**Your task**
Find each line holding "January" and copy it out.

**Records**
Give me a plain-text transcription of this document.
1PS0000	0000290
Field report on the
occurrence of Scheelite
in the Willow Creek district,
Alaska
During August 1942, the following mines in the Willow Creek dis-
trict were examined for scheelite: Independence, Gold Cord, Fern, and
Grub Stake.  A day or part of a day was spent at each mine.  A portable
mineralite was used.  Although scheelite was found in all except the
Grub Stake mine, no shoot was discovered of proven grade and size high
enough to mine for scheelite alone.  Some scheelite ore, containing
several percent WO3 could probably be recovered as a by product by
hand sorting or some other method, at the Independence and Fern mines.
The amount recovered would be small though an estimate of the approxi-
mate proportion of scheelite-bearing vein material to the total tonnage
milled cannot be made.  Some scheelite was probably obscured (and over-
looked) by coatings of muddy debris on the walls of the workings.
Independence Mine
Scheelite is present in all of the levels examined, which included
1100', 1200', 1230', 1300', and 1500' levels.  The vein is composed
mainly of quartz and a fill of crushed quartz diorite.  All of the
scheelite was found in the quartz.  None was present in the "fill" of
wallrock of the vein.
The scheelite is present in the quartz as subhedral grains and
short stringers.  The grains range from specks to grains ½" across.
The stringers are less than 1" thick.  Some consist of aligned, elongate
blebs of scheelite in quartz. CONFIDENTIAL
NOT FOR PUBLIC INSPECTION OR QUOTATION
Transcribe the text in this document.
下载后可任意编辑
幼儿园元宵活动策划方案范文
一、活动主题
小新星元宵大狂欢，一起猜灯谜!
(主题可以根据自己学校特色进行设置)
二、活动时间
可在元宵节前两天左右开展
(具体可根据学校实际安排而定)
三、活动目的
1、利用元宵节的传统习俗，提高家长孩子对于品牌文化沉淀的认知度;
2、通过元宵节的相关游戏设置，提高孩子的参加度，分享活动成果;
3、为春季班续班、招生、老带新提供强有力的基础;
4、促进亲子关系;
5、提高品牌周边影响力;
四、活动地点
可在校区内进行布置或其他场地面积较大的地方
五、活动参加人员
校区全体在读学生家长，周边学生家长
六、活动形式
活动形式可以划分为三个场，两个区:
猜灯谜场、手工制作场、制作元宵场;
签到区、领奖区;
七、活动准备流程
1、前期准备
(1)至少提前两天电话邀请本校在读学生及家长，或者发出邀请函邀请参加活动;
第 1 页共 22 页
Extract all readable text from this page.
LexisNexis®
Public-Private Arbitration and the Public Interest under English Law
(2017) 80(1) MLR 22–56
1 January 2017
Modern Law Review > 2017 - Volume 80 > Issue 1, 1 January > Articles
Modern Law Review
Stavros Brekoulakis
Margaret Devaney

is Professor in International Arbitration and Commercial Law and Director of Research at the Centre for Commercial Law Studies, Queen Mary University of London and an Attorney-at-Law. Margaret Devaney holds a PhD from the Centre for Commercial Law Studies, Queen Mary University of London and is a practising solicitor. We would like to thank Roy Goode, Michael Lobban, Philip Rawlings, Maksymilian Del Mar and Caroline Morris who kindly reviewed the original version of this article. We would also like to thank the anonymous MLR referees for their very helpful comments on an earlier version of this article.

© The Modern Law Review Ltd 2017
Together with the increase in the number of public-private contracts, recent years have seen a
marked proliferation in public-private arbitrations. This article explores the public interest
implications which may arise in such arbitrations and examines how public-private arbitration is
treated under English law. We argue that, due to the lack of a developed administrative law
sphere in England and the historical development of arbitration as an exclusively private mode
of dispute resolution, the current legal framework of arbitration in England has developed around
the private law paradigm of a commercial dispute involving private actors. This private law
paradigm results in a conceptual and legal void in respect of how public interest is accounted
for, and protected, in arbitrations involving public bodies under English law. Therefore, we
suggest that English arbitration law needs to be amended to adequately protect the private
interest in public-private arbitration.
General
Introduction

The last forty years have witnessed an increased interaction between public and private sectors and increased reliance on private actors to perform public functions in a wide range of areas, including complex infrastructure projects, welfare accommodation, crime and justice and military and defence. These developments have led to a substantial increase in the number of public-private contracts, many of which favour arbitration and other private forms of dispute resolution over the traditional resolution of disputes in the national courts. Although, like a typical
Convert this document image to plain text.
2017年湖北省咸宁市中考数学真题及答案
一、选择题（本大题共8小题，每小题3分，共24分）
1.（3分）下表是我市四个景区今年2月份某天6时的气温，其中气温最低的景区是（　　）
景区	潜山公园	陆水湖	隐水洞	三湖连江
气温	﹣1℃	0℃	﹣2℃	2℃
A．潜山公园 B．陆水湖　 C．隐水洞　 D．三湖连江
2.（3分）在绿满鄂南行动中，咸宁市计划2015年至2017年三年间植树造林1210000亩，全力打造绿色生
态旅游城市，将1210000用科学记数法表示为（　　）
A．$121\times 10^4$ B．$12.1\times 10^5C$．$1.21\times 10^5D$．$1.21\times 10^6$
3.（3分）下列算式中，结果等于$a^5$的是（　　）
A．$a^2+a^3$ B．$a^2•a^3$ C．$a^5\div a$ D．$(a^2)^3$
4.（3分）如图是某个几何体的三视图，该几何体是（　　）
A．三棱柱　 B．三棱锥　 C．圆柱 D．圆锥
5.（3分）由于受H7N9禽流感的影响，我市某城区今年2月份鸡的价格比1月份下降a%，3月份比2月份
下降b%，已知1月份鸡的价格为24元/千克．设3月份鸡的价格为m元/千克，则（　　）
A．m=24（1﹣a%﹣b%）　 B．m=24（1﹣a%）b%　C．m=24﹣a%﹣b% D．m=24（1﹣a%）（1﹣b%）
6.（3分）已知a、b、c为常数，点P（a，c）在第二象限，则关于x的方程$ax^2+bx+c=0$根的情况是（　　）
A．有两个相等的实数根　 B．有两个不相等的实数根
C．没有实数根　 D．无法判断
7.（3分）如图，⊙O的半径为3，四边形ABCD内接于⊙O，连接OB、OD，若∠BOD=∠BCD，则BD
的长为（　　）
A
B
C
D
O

**Output**
1 January 2017
Modern Law Review > 2017 - Volume 80 > Issue 1, 1 January > Articles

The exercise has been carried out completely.